_Task goal:_ Extract the data exactly, missing nothing.

Some records:
start

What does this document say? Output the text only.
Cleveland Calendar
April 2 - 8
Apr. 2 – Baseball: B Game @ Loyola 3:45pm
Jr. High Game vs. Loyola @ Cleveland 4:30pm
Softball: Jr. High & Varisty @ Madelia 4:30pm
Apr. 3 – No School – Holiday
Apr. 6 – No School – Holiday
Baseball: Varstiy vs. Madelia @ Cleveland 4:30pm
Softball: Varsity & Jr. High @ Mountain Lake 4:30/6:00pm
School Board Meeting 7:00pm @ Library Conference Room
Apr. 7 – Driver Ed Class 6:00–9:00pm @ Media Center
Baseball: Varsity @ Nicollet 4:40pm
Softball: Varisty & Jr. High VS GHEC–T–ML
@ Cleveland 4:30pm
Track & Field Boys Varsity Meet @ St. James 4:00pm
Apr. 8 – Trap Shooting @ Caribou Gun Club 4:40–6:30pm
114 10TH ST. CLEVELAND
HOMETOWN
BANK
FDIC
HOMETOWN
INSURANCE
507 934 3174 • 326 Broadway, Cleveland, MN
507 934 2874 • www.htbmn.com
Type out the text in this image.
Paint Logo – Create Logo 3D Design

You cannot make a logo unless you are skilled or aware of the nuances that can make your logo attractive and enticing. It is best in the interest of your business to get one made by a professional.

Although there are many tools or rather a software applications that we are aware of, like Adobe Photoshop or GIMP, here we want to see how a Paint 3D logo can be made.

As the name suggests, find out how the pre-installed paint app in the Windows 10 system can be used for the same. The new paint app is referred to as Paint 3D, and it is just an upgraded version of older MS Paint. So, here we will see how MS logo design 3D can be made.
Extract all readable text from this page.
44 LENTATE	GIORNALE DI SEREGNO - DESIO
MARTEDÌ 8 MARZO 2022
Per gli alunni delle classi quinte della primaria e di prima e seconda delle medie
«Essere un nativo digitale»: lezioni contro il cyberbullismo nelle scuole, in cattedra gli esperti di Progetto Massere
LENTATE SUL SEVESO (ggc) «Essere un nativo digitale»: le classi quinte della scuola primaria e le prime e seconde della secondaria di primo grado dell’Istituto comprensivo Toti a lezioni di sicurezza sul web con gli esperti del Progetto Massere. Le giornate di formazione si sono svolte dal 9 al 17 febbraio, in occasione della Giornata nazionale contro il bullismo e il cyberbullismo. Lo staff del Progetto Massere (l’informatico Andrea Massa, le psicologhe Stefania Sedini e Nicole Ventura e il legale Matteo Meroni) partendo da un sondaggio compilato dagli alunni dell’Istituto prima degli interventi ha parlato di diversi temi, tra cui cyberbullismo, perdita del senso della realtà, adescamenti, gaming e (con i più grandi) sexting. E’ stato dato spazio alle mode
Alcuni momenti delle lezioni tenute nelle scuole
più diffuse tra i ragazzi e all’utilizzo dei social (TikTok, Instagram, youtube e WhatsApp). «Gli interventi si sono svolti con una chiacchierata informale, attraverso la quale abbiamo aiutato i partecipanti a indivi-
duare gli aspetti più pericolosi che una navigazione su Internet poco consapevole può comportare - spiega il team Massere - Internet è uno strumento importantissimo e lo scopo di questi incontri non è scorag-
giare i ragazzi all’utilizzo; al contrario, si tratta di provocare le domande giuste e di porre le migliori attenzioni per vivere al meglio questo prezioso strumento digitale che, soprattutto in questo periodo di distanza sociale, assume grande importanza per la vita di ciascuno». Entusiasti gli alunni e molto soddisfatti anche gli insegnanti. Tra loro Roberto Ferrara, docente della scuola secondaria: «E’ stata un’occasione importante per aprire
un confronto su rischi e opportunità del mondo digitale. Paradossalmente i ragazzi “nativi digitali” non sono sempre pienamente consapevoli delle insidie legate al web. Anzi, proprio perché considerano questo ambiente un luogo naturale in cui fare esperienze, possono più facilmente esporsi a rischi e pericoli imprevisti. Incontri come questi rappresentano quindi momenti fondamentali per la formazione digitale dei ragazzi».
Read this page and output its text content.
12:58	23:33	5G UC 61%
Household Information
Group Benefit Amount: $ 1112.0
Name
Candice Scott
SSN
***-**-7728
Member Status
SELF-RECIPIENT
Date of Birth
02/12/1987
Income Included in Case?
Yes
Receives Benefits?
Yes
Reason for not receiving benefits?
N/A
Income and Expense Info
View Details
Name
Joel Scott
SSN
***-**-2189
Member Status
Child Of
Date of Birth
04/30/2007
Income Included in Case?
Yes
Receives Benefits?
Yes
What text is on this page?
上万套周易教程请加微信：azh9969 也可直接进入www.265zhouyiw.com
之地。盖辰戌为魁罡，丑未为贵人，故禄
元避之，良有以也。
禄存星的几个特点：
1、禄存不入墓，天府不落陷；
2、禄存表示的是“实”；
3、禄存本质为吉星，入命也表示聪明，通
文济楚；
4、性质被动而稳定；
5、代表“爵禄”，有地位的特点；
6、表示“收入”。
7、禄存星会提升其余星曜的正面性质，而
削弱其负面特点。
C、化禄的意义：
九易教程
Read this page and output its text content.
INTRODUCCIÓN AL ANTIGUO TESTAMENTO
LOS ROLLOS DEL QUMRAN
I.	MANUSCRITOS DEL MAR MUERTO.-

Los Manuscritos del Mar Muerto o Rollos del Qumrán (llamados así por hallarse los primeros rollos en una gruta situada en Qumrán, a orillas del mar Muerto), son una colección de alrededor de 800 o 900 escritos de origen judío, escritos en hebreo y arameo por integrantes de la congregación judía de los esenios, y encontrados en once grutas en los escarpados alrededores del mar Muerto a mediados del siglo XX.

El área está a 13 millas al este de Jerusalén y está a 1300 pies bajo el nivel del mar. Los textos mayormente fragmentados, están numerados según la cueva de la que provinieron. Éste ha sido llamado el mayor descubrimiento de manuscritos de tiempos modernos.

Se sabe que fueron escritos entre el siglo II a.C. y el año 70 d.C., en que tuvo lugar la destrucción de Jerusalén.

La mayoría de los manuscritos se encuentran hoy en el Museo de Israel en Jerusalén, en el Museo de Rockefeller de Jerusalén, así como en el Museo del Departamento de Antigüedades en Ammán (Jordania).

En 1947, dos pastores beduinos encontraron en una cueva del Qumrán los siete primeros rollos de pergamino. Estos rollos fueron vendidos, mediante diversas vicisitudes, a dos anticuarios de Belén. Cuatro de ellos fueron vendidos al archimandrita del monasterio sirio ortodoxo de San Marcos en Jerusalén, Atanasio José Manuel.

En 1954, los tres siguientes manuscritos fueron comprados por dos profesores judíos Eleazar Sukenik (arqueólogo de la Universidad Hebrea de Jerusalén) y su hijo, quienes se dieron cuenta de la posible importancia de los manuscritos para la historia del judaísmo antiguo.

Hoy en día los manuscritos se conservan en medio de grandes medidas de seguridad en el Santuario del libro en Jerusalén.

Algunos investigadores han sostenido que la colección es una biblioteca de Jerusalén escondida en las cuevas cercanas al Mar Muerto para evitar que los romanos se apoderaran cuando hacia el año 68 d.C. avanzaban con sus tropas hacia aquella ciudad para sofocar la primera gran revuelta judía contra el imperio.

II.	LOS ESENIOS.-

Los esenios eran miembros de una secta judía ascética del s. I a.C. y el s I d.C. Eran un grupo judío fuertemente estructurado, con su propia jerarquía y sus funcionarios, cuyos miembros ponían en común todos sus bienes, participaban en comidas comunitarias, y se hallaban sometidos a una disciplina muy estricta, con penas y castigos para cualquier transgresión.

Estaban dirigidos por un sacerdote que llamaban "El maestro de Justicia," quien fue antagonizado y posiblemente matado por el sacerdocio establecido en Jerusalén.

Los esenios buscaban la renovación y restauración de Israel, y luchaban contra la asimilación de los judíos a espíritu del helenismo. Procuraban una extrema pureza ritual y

end

_Written reply:_
What does this document say? Output the text only.
Cleveland Calendar
April 2 - 8
Apr. 2 – Baseball: B Game @ Loyola 3:45pm
Jr. High Game vs. Loyola @ Cleveland 4:30pm
Softball: Jr. High & Varisty @ Madelia 4:30pm
Apr. 3 – No School – Holiday
Apr. 6 – No School – Holiday
Baseball: Varstiy vs. Madelia @ Cleveland 4:30pm
Softball: Varsity & Jr. High @ Mountain Lake 4:30/6:00pm
School Board Meeting 7:00pm @ Library Conference Room
Apr. 7 – Driver Ed Class 6:00–9:00pm @ Media Center
Baseball: Varsity @ Nicollet 4:40pm
Softball: Varisty & Jr. High VS GHEC–T–ML
@ Cleveland 4:30pm
Track & Field Boys Varsity Meet @ St. James 4:00pm
Apr. 8 – Trap Shooting @ Caribou Gun Club 4:40–6:30pm
114 10TH ST. CLEVELAND
HOMETOWN
BANK
FDIC
HOMETOWN
INSURANCE
507 934 3174 • 326 Broadway, Cleveland, MN
507 934 2874 • www.htbmn.com
Type out the text in this image.
Paint Logo – Create Logo 3D Design

You cannot make a logo unless you are skilled or aware of the nuances that can make your logo attractive and enticing. It is best in the interest of your business to get one made by a professional.

Although there are many tools or rather a software applications that we are aware of, like Adobe Photoshop or GIMP, here we want to see how a Paint 3D logo can be made.

As the name suggests, find out how the pre-installed paint app in the Windows 10 system can be used for the same. The new paint app is referred to as Paint 3D, and it is just an upgraded version of older MS Paint. So, here we will see how MS logo design 3D can be made.
Extract all readable text from this page.
44 LENTATE	GIORNALE DI SEREGNO - DESIO
MARTEDÌ 8 MARZO 2022
Per gli alunni delle classi quinte della primaria e di prima e seconda delle medie
«Essere un nativo digitale»: lezioni contro il cyberbullismo nelle scuole, in cattedra gli esperti di Progetto Massere
LENTATE SUL SEVESO (ggc) «Essere un nativo digitale»: le classi quinte della scuola primaria e le prime e seconde della secondaria di primo grado dell’Istituto comprensivo Toti a lezioni di sicurezza sul web con gli esperti del Progetto Massere. Le giornate di formazione si sono svolte dal 9 al 17 febbraio, in occasione della Giornata nazionale contro il bullismo e il cyberbullismo. Lo staff del Progetto Massere (l’informatico Andrea Massa, le psicologhe Stefania Sedini e Nicole Ventura e il legale Matteo Meroni) partendo da un sondaggio compilato dagli alunni dell’Istituto prima degli interventi ha parlato di diversi temi, tra cui cyberbullismo, perdita del senso della realtà, adescamenti, gaming e (con i più grandi) sexting. E’ stato dato spazio alle mode
Alcuni momenti delle lezioni tenute nelle scuole
più diffuse tra i ragazzi e all’utilizzo dei social (TikTok, Instagram, youtube e WhatsApp). «Gli interventi si sono svolti con una chiacchierata informale, attraverso la quale abbiamo aiutato i partecipanti a indivi-
duare gli aspetti più pericolosi che una navigazione su Internet poco consapevole può comportare - spiega il team Massere - Internet è uno strumento importantissimo e lo scopo di questi incontri non è scorag-
giare i ragazzi all’utilizzo; al contrario, si tratta di provocare le domande giuste e di porre le migliori attenzioni per vivere al meglio questo prezioso strumento digitale che, soprattutto in questo periodo di distanza sociale, assume grande importanza per la vita di ciascuno». Entusiasti gli alunni e molto soddisfatti anche gli insegnanti. Tra loro Roberto Ferrara, docente della scuola secondaria: «E’ stata un’occasione importante per aprire
un confronto su rischi e opportunità del mondo digitale. Paradossalmente i ragazzi “nativi digitali” non sono sempre pienamente consapevoli delle insidie legate al web. Anzi, proprio perché considerano questo ambiente un luogo naturale in cui fare esperienze, possono più facilmente esporsi a rischi e pericoli imprevisti. Incontri come questi rappresentano quindi momenti fondamentali per la formazione digitale dei ragazzi».
Read this page and output its text content.
12:58	23:33	5G UC 61%
Household Information
Group Benefit Amount: $ 1112.0
Name
Candice Scott
SSN
***-**-7728
Member Status
SELF-RECIPIENT
Date of Birth
02/12/1987
Income Included in Case?
Yes
Receives Benefits?
Yes
Reason for not receiving benefits?
N/A
Income and Expense Info
View Details
Name
Joel Scott
SSN
***-**-2189
Member Status
Child Of
Date of Birth
04/30/2007
Income Included in Case?
Yes
Receives Benefits?
Yes
What text is on this page?
上万套周易教程请加微信：azh9969 也可直接进入www.265zhouyiw.com
之地。盖辰戌为魁罡，丑未为贵人，故禄
元避之，良有以也。
禄存星的几个特点：
1、禄存不入墓，天府不落陷；
2、禄存表示的是“实”；
3、禄存本质为吉星，入命也表示聪明，通
文济楚；
4、性质被动而稳定；
5、代表“爵禄”，有地位的特点；
6、表示“收入”。
7、禄存星会提升其余星曜的正面性质，而
削弱其负面特点。
C、化禄的意义：
九易教程
Read this page and output its text content.
INTRODUCCIÓN AL ANTIGUO TESTAMENTO
LOS ROLLOS DEL QUMRAN
I.	MANUSCRITOS DEL MAR MUERTO.-

Los Manuscritos del Mar Muerto o Rollos del Qumrán (llamados así por hallarse los primeros rollos en una gruta situada en Qumrán, a orillas del mar Muerto), son una colección de alrededor de 800 o 900 escritos de origen judío, escritos en hebreo y arameo por integrantes de la congregación judía de los esenios, y encontrados en once grutas en los escarpados alrededores del mar Muerto a mediados del siglo XX.

El área está a 13 millas al este de Jerusalén y está a 1300 pies bajo el nivel del mar. Los textos mayormente fragmentados, están numerados según la cueva de la que provinieron. Éste ha sido llamado el mayor descubrimiento de manuscritos de tiempos modernos.

Se sabe que fueron escritos entre el siglo II a.C. y el año 70 d.C., en que tuvo lugar la destrucción de Jerusalén.

La mayoría de los manuscritos se encuentran hoy en el Museo de Israel en Jerusalén, en el Museo de Rockefeller de Jerusalén, así como en el Museo del Departamento de Antigüedades en Ammán (Jordania).

En 1947, dos pastores beduinos encontraron en una cueva del Qumrán los siete primeros rollos de pergamino. Estos rollos fueron vendidos, mediante diversas vicisitudes, a dos anticuarios de Belén. Cuatro de ellos fueron vendidos al archimandrita del monasterio sirio ortodoxo de San Marcos en Jerusalén, Atanasio José Manuel.

En 1954, los tres siguientes manuscritos fueron comprados por dos profesores judíos Eleazar Sukenik (arqueólogo de la Universidad Hebrea de Jerusalén) y su hijo, quienes se dieron cuenta de la posible importancia de los manuscritos para la historia del judaísmo antiguo.

Hoy en día los manuscritos se conservan en medio de grandes medidas de seguridad en el Santuario del libro en Jerusalén.

Algunos investigadores han sostenido que la colección es una biblioteca de Jerusalén escondida en las cuevas cercanas al Mar Muerto para evitar que los romanos se apoderaran cuando hacia el año 68 d.C. avanzaban con sus tropas hacia aquella ciudad para sofocar la primera gran revuelta judía contra el imperio.

II.	LOS ESENIOS.-

Los esenios eran miembros de una secta judía ascética del s. I a.C. y el s I d.C. Eran un grupo judío fuertemente estructurado, con su propia jerarquía y sus funcionarios, cuyos miembros ponían en común todos sus bienes, participaban en comidas comunitarias, y se hallaban sometidos a una disciplina muy estricta, con penas y castigos para cualquier transgresión.

Estaban dirigidos por un sacerdote que llamaban "El maestro de Justicia," quien fue antagonizado y posiblemente matado por el sacerdocio establecido en Jerusalén.

Los esenios buscaban la renovación y restauración de Israel, y luchaban contra la asimilación de los judíos a espíritu del helenismo. Procuraban una extrema pureza ritual y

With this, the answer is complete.